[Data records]
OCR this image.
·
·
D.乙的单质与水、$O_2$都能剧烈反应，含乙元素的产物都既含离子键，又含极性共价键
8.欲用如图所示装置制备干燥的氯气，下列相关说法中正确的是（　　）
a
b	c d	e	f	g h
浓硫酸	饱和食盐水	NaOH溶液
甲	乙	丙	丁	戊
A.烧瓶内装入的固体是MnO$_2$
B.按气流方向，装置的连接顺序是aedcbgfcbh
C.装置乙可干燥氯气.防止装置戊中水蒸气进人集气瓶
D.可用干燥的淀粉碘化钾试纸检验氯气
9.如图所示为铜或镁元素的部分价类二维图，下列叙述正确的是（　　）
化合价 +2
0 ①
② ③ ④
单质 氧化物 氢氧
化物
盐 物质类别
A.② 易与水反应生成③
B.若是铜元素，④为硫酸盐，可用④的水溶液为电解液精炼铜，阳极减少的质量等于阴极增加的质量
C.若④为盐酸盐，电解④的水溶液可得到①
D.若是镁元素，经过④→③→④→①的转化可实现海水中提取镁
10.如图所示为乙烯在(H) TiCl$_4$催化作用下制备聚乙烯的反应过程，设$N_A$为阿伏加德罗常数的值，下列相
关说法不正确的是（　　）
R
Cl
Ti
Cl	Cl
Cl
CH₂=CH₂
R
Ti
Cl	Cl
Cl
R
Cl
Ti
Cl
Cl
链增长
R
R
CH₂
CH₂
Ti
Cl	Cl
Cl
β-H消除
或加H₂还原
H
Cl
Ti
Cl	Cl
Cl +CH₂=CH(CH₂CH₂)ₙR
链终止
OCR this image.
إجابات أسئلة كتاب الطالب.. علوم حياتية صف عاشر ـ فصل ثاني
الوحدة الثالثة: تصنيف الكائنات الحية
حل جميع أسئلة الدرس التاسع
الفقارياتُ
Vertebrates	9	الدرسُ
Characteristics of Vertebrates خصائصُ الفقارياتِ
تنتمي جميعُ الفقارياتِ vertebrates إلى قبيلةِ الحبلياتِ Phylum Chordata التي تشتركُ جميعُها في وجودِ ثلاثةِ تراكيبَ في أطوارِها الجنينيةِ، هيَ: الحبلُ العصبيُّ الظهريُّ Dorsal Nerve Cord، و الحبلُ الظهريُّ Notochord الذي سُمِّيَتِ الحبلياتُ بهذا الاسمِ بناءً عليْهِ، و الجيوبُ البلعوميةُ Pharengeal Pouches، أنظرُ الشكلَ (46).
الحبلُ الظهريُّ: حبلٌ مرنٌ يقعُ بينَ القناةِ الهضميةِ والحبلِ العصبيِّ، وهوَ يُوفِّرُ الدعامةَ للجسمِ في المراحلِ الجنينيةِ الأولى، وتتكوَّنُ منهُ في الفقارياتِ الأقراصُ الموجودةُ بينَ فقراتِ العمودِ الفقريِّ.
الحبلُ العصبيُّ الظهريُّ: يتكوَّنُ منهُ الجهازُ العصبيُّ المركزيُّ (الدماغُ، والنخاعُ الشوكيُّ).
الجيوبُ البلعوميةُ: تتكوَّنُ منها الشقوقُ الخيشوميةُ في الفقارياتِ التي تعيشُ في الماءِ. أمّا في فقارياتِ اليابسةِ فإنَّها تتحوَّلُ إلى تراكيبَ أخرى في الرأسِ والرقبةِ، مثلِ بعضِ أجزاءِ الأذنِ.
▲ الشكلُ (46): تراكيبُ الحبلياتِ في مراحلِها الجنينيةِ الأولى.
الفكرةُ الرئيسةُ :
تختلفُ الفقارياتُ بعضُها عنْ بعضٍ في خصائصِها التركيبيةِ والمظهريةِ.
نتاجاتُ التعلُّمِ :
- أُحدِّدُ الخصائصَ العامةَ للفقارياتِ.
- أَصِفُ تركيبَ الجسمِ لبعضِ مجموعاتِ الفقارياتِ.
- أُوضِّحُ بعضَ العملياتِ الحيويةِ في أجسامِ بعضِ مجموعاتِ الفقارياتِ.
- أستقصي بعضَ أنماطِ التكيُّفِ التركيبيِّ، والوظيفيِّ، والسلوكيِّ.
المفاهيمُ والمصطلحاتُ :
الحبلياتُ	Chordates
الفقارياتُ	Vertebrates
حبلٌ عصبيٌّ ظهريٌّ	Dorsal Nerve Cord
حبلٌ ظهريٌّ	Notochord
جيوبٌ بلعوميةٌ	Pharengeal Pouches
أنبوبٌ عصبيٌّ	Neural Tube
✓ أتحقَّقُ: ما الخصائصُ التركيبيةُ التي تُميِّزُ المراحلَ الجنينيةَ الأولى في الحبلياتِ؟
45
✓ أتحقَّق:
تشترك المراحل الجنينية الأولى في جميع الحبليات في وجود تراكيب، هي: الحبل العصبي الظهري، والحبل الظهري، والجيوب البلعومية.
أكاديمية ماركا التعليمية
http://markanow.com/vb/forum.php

▶ _What you are asked to do_
Set all of the records down again, exactly as they stand.

▶ _The reply_
OCR this image.
·
·
D.乙的单质与水、$O_2$都能剧烈反应，含乙元素的产物都既含离子键，又含极性共价键
8.欲用如图所示装置制备干燥的氯气，下列相关说法中正确的是（　　）
a
b	c d	e	f	g h
浓硫酸	饱和食盐水	NaOH溶液
甲	乙	丙	丁	戊
A.烧瓶内装入的固体是MnO$_2$
B.按气流方向，装置的连接顺序是aedcbgfcbh
C.装置乙可干燥氯气.防止装置戊中水蒸气进人集气瓶
D.可用干燥的淀粉碘化钾试纸检验氯气
9.如图所示为铜或镁元素的部分价类二维图，下列叙述正确的是（　　）
化合价 +2
0 ①
② ③ ④
单质 氧化物 氢氧
化物
盐 物质类别
A.② 易与水反应生成③
B.若是铜元素，④为硫酸盐，可用④的水溶液为电解液精炼铜，阳极减少的质量等于阴极增加的质量
C.若④为盐酸盐，电解④的水溶液可得到①
D.若是镁元素，经过④→③→④→①的转化可实现海水中提取镁
10.如图所示为乙烯在(H) TiCl$_4$催化作用下制备聚乙烯的反应过程，设$N_A$为阿伏加德罗常数的值，下列相
关说法不正确的是（　　）
R
Cl
Ti
Cl	Cl
Cl
CH₂=CH₂
R
Ti
Cl	Cl
Cl
R
Cl
Ti
Cl
Cl
链增长
R
R
CH₂
CH₂
Ti
Cl	Cl
Cl
β-H消除
或加H₂还原
H
Cl
Ti
Cl	Cl
Cl +CH₂=CH(CH₂CH₂)ₙR
链终止
OCR this image.
إجابات أسئلة كتاب الطالب.. علوم حياتية صف عاشر ـ فصل ثاني
الوحدة الثالثة: تصنيف الكائنات الحية
حل جميع أسئلة الدرس التاسع
الفقارياتُ
Vertebrates	9	الدرسُ
Characteristics of Vertebrates خصائصُ الفقارياتِ
تنتمي جميعُ الفقارياتِ vertebrates إلى قبيلةِ الحبلياتِ Phylum Chordata التي تشتركُ جميعُها في وجودِ ثلاثةِ تراكيبَ في أطوارِها الجنينيةِ، هيَ: الحبلُ العصبيُّ الظهريُّ Dorsal Nerve Cord، و الحبلُ الظهريُّ Notochord الذي سُمِّيَتِ الحبلياتُ بهذا الاسمِ بناءً عليْهِ، و الجيوبُ البلعوميةُ Pharengeal Pouches، أنظرُ الشكلَ (46).
الحبلُ الظهريُّ: حبلٌ مرنٌ يقعُ بينَ القناةِ الهضميةِ والحبلِ العصبيِّ، وهوَ يُوفِّرُ الدعامةَ للجسمِ في المراحلِ الجنينيةِ الأولى، وتتكوَّنُ منهُ في الفقارياتِ الأقراصُ الموجودةُ بينَ فقراتِ العمودِ الفقريِّ.
الحبلُ العصبيُّ الظهريُّ: يتكوَّنُ منهُ الجهازُ العصبيُّ المركزيُّ (الدماغُ، والنخاعُ الشوكيُّ).
الجيوبُ البلعوميةُ: تتكوَّنُ منها الشقوقُ الخيشوميةُ في الفقارياتِ التي تعيشُ في الماءِ. أمّا في فقارياتِ اليابسةِ فإنَّها تتحوَّلُ إلى تراكيبَ أخرى في الرأسِ والرقبةِ، مثلِ بعضِ أجزاءِ الأذنِ.
▲ الشكلُ (46): تراكيبُ الحبلياتِ في مراحلِها الجنينيةِ الأولى.
الفكرةُ الرئيسةُ :
تختلفُ الفقارياتُ بعضُها عنْ بعضٍ في خصائصِها التركيبيةِ والمظهريةِ.
نتاجاتُ التعلُّمِ :
- أُحدِّدُ الخصائصَ العامةَ للفقارياتِ.
- أَصِفُ تركيبَ الجسمِ لبعضِ مجموعاتِ الفقارياتِ.
- أُوضِّحُ بعضَ العملياتِ الحيويةِ في أجسامِ بعضِ مجموعاتِ الفقارياتِ.
- أستقصي بعضَ أنماطِ التكيُّفِ التركيبيِّ، والوظيفيِّ، والسلوكيِّ.
المفاهيمُ والمصطلحاتُ :
الحبلياتُ	Chordates
الفقارياتُ	Vertebrates
حبلٌ عصبيٌّ ظهريٌّ	Dorsal Nerve Cord
حبلٌ ظهريٌّ	Notochord
جيوبٌ بلعوميةٌ	Pharengeal Pouches
أنبوبٌ عصبيٌّ	Neural Tube
✓ أتحقَّقُ: ما الخصائصُ التركيبيةُ التي تُميِّزُ المراحلَ الجنينيةَ الأولى في الحبلياتِ؟
45
✓ أتحقَّق:
تشترك المراحل الجنينية الأولى في جميع الحبليات في وجود تراكيب، هي: الحبل العصبي الظهري، والحبل الظهري، والجيوب البلعومية.
أكاديمية ماركا التعليمية
http://markanow.com/vb/forum.php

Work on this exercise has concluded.